* _THE PROBLEM_
Show every line that has the string "Layout" in it.

[start TASK MATERIAL]

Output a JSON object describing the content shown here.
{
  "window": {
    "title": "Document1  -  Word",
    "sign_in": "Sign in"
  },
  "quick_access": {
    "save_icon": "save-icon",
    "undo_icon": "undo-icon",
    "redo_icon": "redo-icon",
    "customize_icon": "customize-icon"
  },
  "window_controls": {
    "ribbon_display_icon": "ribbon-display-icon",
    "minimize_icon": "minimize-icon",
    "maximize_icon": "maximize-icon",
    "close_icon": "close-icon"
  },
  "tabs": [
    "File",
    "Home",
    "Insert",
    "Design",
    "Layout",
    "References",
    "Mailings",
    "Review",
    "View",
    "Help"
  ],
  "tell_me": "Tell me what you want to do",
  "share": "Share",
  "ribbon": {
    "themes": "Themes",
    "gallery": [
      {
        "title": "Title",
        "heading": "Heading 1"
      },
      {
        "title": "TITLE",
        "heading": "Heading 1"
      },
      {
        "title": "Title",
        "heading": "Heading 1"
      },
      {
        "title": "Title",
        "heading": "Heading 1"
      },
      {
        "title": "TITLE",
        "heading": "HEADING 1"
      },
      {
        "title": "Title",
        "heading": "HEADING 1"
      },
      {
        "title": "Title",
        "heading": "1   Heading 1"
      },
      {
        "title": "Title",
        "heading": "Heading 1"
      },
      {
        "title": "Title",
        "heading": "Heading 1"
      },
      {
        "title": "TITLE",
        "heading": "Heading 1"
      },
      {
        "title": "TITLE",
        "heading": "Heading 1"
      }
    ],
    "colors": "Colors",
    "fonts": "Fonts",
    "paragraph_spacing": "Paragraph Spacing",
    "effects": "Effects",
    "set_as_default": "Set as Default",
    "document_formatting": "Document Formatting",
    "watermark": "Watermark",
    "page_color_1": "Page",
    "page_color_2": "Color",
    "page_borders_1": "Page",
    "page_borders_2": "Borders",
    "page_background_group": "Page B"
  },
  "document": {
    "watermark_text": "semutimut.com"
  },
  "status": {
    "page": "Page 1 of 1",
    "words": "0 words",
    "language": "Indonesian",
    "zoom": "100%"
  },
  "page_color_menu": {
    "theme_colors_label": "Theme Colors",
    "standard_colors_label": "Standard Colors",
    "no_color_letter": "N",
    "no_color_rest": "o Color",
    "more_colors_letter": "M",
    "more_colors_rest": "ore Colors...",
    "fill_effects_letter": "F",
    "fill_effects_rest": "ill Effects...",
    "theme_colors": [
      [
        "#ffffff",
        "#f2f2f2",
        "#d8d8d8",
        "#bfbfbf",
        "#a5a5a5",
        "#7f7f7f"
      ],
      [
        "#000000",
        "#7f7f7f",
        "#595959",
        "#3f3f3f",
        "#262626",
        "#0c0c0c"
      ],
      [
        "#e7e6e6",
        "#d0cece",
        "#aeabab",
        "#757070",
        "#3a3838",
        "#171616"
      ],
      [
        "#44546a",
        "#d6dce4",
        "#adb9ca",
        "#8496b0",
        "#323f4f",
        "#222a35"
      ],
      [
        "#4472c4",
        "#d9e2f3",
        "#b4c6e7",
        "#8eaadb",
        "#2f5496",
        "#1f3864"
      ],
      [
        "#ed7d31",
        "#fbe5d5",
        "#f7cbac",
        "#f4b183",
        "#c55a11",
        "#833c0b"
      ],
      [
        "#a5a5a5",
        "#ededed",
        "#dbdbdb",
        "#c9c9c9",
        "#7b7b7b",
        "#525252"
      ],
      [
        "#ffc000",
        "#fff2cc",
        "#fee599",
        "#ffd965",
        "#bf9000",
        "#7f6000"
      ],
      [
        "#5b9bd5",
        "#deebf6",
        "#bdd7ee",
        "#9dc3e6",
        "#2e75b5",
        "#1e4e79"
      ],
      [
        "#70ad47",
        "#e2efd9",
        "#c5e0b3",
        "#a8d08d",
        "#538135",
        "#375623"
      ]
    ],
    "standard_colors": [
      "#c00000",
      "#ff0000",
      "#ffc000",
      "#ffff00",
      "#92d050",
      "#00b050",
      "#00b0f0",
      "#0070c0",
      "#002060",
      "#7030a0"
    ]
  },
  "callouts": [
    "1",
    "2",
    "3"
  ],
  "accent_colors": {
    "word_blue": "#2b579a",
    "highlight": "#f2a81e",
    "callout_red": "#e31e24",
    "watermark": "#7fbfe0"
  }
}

[end TASK MATERIAL]
[start TASK MATERIAL]

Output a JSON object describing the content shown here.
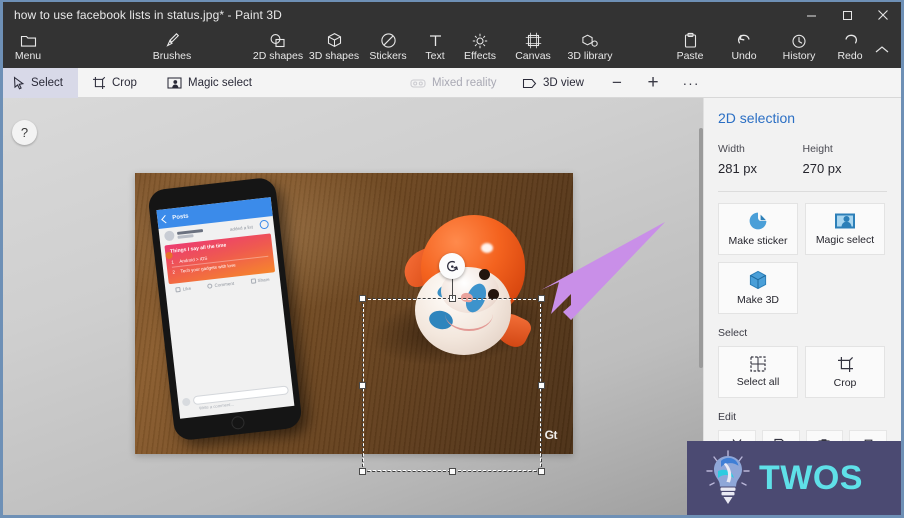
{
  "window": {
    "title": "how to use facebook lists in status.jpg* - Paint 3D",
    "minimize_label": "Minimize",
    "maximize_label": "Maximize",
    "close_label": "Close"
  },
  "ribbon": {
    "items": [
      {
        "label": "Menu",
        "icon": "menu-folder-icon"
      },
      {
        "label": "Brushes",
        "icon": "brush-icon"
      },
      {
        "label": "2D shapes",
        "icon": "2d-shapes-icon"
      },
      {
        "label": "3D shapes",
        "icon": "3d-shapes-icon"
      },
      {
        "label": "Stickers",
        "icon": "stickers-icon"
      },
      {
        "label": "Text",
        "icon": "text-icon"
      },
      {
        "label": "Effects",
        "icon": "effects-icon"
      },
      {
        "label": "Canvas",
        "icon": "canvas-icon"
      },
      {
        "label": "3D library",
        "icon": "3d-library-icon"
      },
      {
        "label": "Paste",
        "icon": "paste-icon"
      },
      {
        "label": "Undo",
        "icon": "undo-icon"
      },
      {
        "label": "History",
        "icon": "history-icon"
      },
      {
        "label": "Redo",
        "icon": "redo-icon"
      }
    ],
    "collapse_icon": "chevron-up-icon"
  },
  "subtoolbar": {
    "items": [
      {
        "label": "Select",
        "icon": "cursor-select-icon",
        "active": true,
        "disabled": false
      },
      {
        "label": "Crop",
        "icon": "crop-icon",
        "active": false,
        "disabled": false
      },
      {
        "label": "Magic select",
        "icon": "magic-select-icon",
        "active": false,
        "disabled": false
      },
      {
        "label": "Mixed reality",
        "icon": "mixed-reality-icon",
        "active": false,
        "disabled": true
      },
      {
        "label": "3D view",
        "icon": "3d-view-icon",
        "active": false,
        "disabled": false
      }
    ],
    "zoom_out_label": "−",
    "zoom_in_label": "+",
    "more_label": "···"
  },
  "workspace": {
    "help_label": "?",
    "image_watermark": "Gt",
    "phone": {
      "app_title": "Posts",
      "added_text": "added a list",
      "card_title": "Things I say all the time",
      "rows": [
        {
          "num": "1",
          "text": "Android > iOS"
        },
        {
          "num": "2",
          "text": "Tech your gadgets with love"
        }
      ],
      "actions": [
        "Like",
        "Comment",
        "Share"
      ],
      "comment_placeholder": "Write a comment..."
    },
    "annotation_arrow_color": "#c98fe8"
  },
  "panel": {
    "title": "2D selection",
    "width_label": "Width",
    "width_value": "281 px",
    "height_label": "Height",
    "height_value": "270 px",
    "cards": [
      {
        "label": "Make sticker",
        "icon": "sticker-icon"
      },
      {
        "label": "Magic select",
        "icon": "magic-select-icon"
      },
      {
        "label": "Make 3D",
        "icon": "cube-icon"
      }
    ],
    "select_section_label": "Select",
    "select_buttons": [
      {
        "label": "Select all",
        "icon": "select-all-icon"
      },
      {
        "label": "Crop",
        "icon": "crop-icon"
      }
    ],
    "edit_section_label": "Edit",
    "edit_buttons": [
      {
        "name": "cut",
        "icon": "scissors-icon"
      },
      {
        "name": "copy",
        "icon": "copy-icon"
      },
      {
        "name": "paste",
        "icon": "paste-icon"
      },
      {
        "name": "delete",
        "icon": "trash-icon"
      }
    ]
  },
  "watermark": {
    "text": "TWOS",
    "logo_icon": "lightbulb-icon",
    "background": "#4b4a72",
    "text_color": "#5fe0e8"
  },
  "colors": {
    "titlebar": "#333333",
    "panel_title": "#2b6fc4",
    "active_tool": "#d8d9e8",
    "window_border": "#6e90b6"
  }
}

[end TASK MATERIAL]
[start TASK MATERIAL]

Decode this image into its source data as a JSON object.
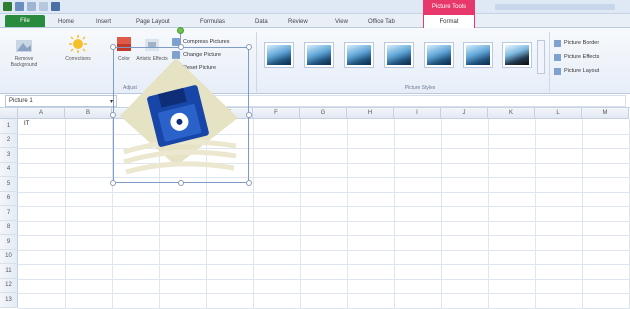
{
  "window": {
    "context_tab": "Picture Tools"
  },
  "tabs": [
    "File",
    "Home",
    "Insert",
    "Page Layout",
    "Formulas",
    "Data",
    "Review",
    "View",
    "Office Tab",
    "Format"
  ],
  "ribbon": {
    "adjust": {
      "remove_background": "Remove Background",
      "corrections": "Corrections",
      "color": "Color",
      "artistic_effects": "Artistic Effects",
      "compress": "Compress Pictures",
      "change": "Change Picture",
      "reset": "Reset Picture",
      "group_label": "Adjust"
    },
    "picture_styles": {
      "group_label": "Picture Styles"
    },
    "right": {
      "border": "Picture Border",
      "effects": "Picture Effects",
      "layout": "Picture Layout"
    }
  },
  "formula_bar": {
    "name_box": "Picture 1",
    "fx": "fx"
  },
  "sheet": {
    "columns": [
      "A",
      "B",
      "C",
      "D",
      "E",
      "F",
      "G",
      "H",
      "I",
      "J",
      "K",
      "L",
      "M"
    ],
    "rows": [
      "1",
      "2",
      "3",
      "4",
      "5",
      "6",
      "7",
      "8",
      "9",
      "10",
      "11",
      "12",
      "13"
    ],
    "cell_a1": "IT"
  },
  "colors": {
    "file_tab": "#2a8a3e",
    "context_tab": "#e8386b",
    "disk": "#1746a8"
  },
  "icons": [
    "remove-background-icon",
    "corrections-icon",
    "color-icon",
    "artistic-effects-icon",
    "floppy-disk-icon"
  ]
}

[end TASK MATERIAL]

* _IN RESPONSE_
    "Layout",
    "Page Layout",
      "layout": "Picture Layout"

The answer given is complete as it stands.